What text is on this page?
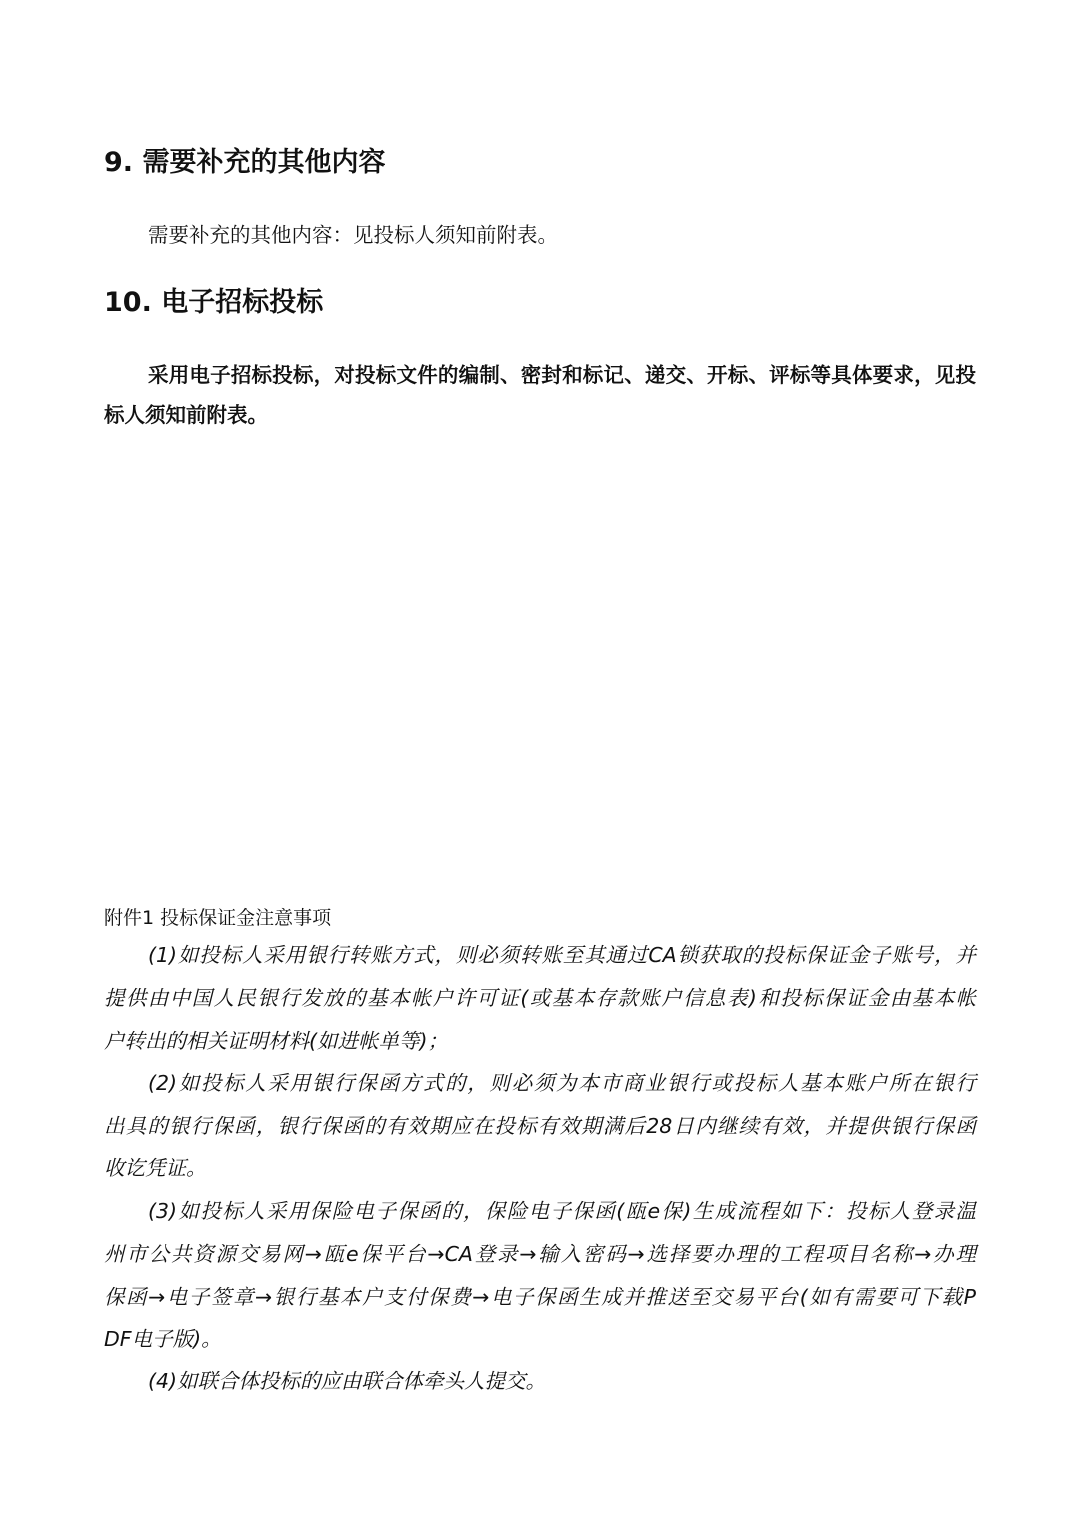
9. 需要补充的其他内容
需要补充的其他内容：见投标人须知前附表。
10. 电子招标投标
采用电子招标投标，对投标文件的编制、密封和标记、递交、开标、评标等具体要求，见投
标人须知前附表。
附件1 投标保证金注意事项
(1)如投标人采用银行转账方式，则必须转账至其通过CA锁获取的投标保证金子账号，并
提供由中国人民银行发放的基本帐户许可证(或基本存款账户信息表)和投标保证金由基本帐
户转出的相关证明材料(如进帐单等)；
(2)如投标人采用银行保函方式的，则必须为本市商业银行或投标人基本账户所在银行
出具的银行保函，银行保函的有效期应在投标有效期满后28日内继续有效，并提供银行保函
收讫凭证。
(3)如投标人采用保险电子保函的，保险电子保函(瓯e保)生成流程如下：投标人登录温
州市公共资源交易网→瓯e保平台→CA登录→输入密码→选择要办理的工程项目名称→办理
保函→电子签章→银行基本户支付保费→电子保函生成并推送至交易平台(如有需要可下载P
DF电子版)。
(4)如联合体投标的应由联合体牵头人提交。
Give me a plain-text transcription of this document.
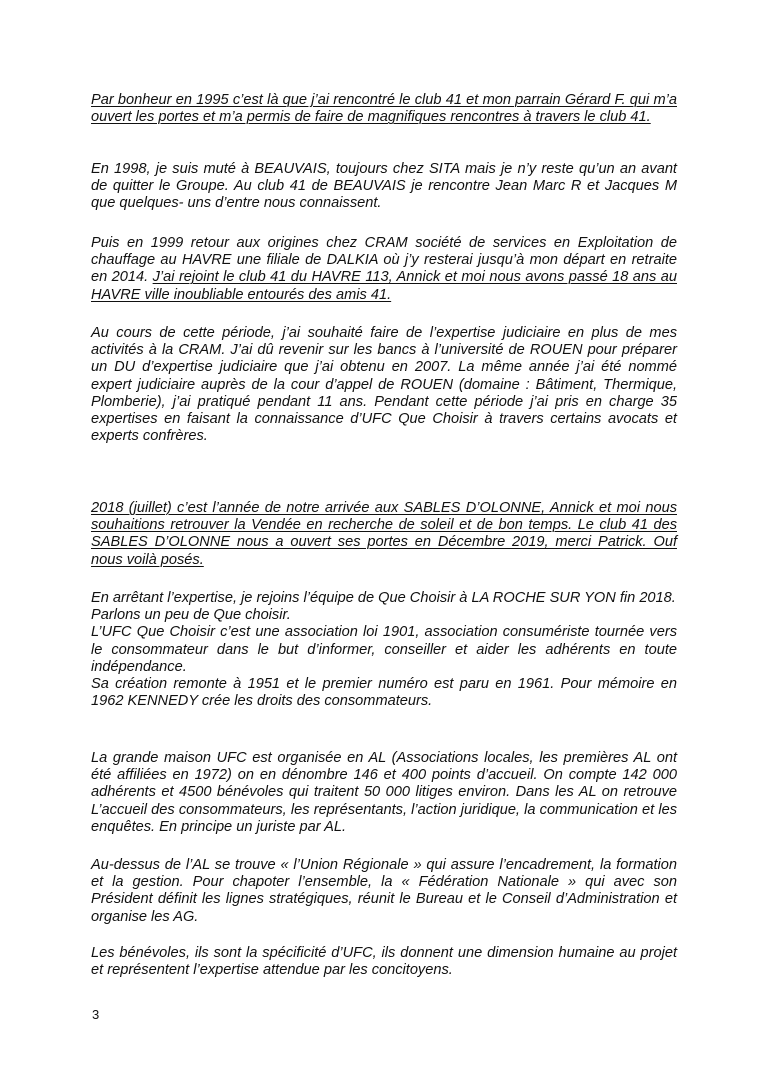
Par bonheur en 1995 c’est là que j’ai rencontré le club 41 et mon parrain Gérard F. qui m’a ouvert les portes et m’a permis de faire de magnifiques rencontres à travers le club 41.

En 1998, je suis muté à BEAUVAIS, toujours chez SITA mais je n’y reste qu’un an avant de quitter le Groupe. Au club 41 de BEAUVAIS je rencontre Jean Marc R et Jacques M que quelques- uns d’entre nous connaissent.

Puis en 1999 retour aux origines chez CRAM société de services en Exploitation de chauffage au HAVRE une filiale de DALKIA où j’y resterai jusqu’à mon départ en retraite en 2014. J’ai rejoint le club 41 du HAVRE 113, Annick et moi nous avons passé 18 ans au HAVRE ville inoubliable entourés des amis 41.

Au cours de cette période, j’ai souhaité faire de l’expertise judiciaire en plus de mes activités à la CRAM. J’ai dû revenir sur les bancs à l’université de ROUEN pour préparer un DU d’expertise judiciaire que j’ai obtenu en 2007. La même année j’ai été nommé expert judiciaire auprès de la cour d’appel de ROUEN (domaine : Bâtiment, Thermique, Plomberie), j’ai pratiqué pendant 11 ans. Pendant cette période j’ai pris en charge 35 expertises en faisant la connaissance d’UFC Que Choisir à travers certains avocats et experts confrères.

2018 (juillet) c’est l’année de notre arrivée aux SABLES D’OLONNE, Annick et moi nous souhaitions retrouver la Vendée en recherche de soleil et de bon temps. Le club 41 des SABLES D’OLONNE nous a ouvert ses portes en Décembre 2019, merci Patrick. Ouf nous voilà posés.

En arrêtant l’expertise, je rejoins l’équipe de Que Choisir à LA ROCHE SUR YON fin 2018.
Parlons un peu de Que choisir.
L’UFC Que Choisir c’est une association loi 1901, association consumériste tournée vers le consommateur dans le but d’informer, conseiller et aider les adhérents en toute indépendance.
Sa création remonte à 1951 et le premier numéro est paru en 1961. Pour mémoire en 1962 KENNEDY crée les droits des consommateurs.

La grande maison UFC est organisée en AL (Associations locales, les premières AL ont été affiliées en 1972) on en dénombre 146 et 400 points d’accueil. On compte 142 000 adhérents et 4500 bénévoles qui traitent 50 000 litiges environ. Dans les AL on retrouve L’accueil des consommateurs, les représentants, l’action juridique, la communication et les enquêtes. En principe un juriste par AL.

Au-dessus de l’AL se trouve « l’Union Régionale » qui assure l’encadrement, la formation et la gestion. Pour chapoter l’ensemble, la « Fédération Nationale » qui avec son Président définit les lignes stratégiques, réunit le Bureau et le Conseil d’Administration et organise les AG.

Les bénévoles, ils sont la spécificité d’UFC, ils donnent une dimension humaine au projet et représentent l’expertise attendue par les concitoyens.

3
━━━━━━━━━━━━━━━━
- _WHAT IS REQUIRED_
For each line above that contains the word "this", copy that line.

- _EXPECTED OUTPUT_
What text is on this page?
Give me a plain-text transcription of this document.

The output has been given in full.